Records for this exercise

---------------

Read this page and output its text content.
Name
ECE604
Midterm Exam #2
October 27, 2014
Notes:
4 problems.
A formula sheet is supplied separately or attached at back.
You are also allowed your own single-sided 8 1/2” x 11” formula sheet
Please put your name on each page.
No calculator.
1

---------------

Task brief
Give back all the data exactly as written.

Result
Read this page and output its text content.
Name
ECE604
Midterm Exam #2
October 27, 2014
Notes:
4 problems.
A formula sheet is supplied separately or attached at back.
You are also allowed your own single-sided 8 1/2” x 11” formula sheet
Please put your name on each page.
No calculator.
1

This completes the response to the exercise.